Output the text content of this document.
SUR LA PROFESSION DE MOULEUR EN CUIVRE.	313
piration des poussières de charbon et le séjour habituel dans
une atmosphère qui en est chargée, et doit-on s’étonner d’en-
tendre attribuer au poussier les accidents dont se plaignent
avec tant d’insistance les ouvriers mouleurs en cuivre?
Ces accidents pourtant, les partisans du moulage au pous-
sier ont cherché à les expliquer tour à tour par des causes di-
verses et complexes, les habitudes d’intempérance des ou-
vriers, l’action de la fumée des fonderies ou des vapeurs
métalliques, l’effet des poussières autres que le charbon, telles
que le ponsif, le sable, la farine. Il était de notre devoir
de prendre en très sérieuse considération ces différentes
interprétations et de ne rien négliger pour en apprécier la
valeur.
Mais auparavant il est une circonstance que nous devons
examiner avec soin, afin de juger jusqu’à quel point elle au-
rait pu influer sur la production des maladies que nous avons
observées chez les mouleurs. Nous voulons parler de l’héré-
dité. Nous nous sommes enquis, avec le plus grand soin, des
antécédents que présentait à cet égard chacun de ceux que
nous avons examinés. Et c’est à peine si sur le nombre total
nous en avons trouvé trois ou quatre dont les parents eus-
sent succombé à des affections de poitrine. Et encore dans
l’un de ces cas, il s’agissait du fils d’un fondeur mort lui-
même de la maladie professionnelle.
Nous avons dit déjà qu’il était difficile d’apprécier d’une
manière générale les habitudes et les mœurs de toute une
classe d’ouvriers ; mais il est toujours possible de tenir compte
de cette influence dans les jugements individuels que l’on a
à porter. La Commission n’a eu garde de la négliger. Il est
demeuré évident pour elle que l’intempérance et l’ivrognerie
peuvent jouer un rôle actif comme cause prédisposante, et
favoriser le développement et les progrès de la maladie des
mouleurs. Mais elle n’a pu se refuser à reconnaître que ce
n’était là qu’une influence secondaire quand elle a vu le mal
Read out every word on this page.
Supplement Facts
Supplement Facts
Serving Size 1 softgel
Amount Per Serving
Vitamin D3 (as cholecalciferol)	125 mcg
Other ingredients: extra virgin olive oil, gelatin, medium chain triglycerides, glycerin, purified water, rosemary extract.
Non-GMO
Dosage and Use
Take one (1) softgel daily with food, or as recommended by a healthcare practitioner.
════════════════
• _Stated goal_: Can you restate every record above word for word?

• _Task solution_:
Output the text content of this document.
SUR LA PROFESSION DE MOULEUR EN CUIVRE.	313
piration des poussières de charbon et le séjour habituel dans
une atmosphère qui en est chargée, et doit-on s’étonner d’en-
tendre attribuer au poussier les accidents dont se plaignent
avec tant d’insistance les ouvriers mouleurs en cuivre?
Ces accidents pourtant, les partisans du moulage au pous-
sier ont cherché à les expliquer tour à tour par des causes di-
verses et complexes, les habitudes d’intempérance des ou-
vriers, l’action de la fumée des fonderies ou des vapeurs
métalliques, l’effet des poussières autres que le charbon, telles
que le ponsif, le sable, la farine. Il était de notre devoir
de prendre en très sérieuse considération ces différentes
interprétations et de ne rien négliger pour en apprécier la
valeur.
Mais auparavant il est une circonstance que nous devons
examiner avec soin, afin de juger jusqu’à quel point elle au-
rait pu influer sur la production des maladies que nous avons
observées chez les mouleurs. Nous voulons parler de l’héré-
dité. Nous nous sommes enquis, avec le plus grand soin, des
antécédents que présentait à cet égard chacun de ceux que
nous avons examinés. Et c’est à peine si sur le nombre total
nous en avons trouvé trois ou quatre dont les parents eus-
sent succombé à des affections de poitrine. Et encore dans
l’un de ces cas, il s’agissait du fils d’un fondeur mort lui-
même de la maladie professionnelle.
Nous avons dit déjà qu’il était difficile d’apprécier d’une
manière générale les habitudes et les mœurs de toute une
classe d’ouvriers ; mais il est toujours possible de tenir compte
de cette influence dans les jugements individuels que l’on a
à porter. La Commission n’a eu garde de la négliger. Il est
demeuré évident pour elle que l’intempérance et l’ivrognerie
peuvent jouer un rôle actif comme cause prédisposante, et
favoriser le développement et les progrès de la maladie des
mouleurs. Mais elle n’a pu se refuser à reconnaître que ce
n’était là qu’une influence secondaire quand elle a vu le mal
Read out every word on this page.
Supplement Facts
Supplement Facts
Serving Size 1 softgel
Amount Per Serving
Vitamin D3 (as cholecalciferol)	125 mcg
Other ingredients: extra virgin olive oil, gelatin, medium chain triglycerides, glycerin, purified water, rosemary extract.
Non-GMO
Dosage and Use
Take one (1) softgel daily with food, or as recommended by a healthcare practitioner.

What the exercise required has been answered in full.